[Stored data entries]

# # # # # # #

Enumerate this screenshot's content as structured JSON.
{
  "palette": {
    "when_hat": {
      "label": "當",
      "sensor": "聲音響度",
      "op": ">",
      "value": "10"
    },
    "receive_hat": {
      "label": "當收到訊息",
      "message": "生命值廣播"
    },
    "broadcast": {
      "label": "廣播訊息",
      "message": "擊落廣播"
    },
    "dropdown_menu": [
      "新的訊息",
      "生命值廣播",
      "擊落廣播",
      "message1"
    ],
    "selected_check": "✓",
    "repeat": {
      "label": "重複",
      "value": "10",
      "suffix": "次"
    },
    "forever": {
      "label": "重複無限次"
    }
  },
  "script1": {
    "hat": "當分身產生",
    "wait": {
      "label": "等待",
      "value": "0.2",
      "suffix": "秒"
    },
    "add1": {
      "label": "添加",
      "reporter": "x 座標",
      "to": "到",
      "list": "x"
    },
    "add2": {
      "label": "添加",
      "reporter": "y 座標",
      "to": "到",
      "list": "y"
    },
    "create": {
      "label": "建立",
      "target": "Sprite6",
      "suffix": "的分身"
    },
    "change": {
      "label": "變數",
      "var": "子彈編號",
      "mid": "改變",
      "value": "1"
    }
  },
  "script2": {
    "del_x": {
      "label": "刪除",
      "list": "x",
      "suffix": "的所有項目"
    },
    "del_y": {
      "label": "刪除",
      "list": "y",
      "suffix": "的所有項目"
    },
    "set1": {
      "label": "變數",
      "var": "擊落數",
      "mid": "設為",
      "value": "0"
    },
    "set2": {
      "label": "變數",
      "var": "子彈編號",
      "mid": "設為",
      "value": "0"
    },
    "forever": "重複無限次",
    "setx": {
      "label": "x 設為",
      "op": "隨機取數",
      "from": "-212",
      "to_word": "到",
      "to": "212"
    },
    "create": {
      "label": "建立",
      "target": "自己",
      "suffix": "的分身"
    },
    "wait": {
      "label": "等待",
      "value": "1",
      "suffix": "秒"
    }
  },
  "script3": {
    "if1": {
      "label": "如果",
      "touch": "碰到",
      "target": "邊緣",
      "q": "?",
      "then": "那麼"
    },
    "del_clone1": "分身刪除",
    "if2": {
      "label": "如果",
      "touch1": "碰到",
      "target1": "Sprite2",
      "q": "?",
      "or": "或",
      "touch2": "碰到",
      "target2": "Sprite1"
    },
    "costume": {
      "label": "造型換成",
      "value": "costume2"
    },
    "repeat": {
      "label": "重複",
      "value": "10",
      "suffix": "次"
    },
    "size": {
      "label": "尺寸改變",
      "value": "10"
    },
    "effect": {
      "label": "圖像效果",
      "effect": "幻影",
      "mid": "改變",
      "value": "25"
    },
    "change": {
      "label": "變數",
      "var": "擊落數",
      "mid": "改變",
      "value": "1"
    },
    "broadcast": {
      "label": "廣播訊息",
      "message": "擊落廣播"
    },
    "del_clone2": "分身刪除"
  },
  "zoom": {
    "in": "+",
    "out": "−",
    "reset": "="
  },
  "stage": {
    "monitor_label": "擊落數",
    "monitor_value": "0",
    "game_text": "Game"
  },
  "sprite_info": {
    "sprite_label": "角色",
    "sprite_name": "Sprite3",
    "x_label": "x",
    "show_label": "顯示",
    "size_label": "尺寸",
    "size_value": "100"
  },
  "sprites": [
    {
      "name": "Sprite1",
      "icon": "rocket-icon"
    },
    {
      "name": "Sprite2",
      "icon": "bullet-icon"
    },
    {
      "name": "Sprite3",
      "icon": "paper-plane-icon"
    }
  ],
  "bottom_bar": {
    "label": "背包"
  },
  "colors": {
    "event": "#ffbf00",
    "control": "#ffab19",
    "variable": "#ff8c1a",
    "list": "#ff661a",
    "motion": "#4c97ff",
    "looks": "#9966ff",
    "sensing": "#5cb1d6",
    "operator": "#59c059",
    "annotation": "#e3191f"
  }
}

# # # # # # #

**TASK TO COMPLETE**
Copy each line containing the word "list" from the data.

**RESPONSE TO THE EXERCISE**
      "list": "x"
      "list": "y"
      "list": "x",
      "list": "y",
    "list": "#ff661a",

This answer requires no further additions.